BEGIN TEXT SECTION

Gluten has been blamed for a lot over the last few years. It’s been linked to asthma, rheumatoid arthritis, multiple sclerosis, and non-coeliac gluten sensitivity.
However, research is now showing that gluten isn’t the culprit. Research out of Johannes Gutenberg University in Germany has found that these conditions are actually caused by a wheat protein called amylase-trypsin inhibitors (ATIs).
According to the research, ATIs promote inflammation and other immune-related conditions.
Check out this excerpt from an article in Medical Xpress:
ATIs make up no more than 4% of wheat proteins, but can trigger powerful immune reactions in the gut that can spread to other tissues in the body. Lead researcher, Professor Detlef Schuppan from the Johannes Gutenberg University, Germany, explains, “As well as contributing to the development of bowel-related inflammatory conditions, we believe that ATIs can promote inflammation of other immune-related chronic conditions outside of the bowel. The type of gut inflammation seen in non-coeliac gluten sensitivity differs from that caused by coeliac disease, and we do not believe that this is triggered by gluten proteins.
This may not make a huge difference to most people because it still means you’ll need to avoid grains that contain ATIs. Still, it is good to know what is causing poor health so we can better understand how to manage and remedy the problem.
Also, it looks like non-coeliac gluten sensitivity is going to need a new name.

END TEXT SECTION

EXERCISE DESCRIPTION » Condense the paragraph in the gluten text that begins "However, research is now showing" into a single shorter sentence that keeps its main facts.

BEGIN DATA UNDER STUDY

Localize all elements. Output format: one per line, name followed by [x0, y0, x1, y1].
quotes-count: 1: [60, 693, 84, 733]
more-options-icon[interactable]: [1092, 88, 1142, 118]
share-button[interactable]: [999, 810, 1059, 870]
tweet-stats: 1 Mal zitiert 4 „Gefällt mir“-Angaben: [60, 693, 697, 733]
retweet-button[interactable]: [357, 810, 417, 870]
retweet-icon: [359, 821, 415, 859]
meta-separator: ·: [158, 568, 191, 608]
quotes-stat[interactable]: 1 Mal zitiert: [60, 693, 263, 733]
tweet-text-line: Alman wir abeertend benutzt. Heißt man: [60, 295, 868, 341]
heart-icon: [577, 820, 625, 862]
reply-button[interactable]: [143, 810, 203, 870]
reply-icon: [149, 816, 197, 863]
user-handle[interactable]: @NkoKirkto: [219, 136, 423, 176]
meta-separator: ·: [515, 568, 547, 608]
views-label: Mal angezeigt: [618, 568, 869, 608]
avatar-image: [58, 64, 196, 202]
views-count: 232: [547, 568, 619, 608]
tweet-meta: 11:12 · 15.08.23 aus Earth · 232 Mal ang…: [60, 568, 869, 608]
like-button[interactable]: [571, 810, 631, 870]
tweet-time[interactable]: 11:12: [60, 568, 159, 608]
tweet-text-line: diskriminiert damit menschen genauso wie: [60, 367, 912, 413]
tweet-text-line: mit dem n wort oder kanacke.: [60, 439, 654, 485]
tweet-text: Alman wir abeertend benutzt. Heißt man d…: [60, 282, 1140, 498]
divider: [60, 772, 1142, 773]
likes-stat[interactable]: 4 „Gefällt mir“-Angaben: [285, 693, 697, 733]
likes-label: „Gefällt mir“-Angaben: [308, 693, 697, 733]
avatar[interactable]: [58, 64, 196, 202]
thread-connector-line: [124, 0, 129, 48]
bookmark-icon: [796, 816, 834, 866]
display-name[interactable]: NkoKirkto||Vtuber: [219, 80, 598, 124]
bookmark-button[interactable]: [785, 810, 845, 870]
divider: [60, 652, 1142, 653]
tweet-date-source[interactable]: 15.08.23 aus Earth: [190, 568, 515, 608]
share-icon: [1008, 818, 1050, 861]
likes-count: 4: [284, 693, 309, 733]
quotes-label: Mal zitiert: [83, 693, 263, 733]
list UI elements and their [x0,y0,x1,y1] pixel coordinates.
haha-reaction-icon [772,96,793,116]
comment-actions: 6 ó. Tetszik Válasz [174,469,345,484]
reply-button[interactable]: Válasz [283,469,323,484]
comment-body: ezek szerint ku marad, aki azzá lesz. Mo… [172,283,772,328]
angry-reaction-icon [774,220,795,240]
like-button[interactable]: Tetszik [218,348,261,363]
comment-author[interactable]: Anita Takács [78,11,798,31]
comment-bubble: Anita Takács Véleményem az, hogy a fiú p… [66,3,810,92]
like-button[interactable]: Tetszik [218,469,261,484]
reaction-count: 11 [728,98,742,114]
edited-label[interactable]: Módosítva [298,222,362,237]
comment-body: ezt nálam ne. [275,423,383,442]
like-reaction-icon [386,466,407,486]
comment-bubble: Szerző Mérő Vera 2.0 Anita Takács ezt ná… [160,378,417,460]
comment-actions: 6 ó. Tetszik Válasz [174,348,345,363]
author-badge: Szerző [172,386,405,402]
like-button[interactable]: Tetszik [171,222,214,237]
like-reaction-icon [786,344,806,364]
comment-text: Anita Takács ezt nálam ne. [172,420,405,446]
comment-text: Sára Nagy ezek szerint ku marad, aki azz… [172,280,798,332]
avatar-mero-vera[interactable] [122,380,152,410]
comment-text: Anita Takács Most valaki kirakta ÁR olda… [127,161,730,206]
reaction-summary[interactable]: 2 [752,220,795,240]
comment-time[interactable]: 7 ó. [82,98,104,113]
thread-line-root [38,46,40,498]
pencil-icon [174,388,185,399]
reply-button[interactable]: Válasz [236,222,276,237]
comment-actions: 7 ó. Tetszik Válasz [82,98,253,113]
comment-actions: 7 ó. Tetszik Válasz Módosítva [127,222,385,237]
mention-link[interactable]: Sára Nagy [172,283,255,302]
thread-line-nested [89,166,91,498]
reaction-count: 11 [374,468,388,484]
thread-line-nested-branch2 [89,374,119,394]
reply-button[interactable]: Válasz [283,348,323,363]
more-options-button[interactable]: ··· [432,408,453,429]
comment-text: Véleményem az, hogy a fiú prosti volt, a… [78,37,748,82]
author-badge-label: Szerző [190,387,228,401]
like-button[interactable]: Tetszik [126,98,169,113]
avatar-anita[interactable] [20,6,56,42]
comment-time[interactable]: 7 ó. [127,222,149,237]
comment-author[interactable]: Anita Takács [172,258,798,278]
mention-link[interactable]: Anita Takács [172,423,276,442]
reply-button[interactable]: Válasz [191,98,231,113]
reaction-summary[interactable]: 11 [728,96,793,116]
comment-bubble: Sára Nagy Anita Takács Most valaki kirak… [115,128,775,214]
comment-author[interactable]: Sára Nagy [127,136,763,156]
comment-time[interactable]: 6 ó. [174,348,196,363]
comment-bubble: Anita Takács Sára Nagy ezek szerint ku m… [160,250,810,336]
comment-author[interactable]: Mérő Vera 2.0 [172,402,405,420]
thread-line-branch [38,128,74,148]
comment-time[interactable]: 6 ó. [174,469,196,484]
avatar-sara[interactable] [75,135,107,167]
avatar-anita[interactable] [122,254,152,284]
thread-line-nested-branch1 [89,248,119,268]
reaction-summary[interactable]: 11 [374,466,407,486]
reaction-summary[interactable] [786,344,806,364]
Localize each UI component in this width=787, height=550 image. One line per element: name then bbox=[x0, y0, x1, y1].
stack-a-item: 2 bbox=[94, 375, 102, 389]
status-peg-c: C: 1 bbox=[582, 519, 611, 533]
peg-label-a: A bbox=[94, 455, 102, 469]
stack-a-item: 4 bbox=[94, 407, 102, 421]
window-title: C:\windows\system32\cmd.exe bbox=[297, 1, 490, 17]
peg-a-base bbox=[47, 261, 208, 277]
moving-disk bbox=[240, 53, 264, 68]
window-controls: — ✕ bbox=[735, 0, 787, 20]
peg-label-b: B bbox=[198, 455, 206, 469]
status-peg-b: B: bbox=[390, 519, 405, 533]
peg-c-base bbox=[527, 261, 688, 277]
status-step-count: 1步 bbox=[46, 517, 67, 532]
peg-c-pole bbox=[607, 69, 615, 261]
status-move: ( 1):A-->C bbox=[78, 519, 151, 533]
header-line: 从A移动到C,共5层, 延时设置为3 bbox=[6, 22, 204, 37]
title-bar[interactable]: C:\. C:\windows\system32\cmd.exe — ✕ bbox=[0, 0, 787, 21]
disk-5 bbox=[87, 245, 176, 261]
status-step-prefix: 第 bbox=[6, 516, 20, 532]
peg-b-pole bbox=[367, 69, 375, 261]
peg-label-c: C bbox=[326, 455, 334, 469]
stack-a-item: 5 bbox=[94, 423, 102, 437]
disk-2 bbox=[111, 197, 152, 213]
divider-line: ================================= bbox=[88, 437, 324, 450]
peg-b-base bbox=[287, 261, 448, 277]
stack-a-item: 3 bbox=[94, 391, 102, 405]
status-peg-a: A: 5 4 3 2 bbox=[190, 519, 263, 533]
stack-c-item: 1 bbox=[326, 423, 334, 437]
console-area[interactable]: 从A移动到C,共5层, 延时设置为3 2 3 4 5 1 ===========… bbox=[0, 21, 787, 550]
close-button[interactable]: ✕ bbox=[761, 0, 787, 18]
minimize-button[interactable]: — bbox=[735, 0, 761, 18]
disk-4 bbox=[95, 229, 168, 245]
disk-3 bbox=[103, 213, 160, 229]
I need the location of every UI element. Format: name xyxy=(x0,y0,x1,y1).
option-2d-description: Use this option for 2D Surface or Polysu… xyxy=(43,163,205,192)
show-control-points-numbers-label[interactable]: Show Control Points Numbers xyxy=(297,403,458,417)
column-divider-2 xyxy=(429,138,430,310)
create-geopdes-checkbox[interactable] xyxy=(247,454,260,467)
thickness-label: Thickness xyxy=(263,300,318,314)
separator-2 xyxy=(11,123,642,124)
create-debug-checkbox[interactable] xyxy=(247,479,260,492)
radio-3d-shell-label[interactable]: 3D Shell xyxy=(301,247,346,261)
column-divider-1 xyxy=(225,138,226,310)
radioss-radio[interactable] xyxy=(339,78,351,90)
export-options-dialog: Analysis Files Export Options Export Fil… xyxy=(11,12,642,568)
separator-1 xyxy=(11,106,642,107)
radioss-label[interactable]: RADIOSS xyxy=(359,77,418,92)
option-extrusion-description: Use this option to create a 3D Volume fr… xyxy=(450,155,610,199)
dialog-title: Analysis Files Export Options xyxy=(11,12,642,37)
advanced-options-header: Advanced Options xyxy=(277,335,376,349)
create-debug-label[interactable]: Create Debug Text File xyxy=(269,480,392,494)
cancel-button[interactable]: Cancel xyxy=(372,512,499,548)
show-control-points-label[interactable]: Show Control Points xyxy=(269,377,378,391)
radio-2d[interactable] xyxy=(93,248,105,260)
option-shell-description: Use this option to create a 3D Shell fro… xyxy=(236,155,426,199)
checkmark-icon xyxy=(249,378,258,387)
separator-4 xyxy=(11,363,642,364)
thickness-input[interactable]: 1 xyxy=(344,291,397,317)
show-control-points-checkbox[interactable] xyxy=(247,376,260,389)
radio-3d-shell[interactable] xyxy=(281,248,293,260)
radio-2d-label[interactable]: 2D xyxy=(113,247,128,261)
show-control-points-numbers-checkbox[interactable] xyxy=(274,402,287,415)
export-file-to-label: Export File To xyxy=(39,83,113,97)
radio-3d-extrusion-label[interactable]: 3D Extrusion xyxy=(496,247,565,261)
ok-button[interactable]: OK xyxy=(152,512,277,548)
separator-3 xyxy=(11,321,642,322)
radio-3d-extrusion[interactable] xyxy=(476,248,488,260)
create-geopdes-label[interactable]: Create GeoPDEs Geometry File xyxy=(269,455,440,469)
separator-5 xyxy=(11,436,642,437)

END DATA UNDER STUDY

TASK RESPONSE » Research from Johannes Gutenberg University in Germany finds that these conditions are caused not by gluten but by a wheat protein called amylase-trypsin inhibitors (ATIs).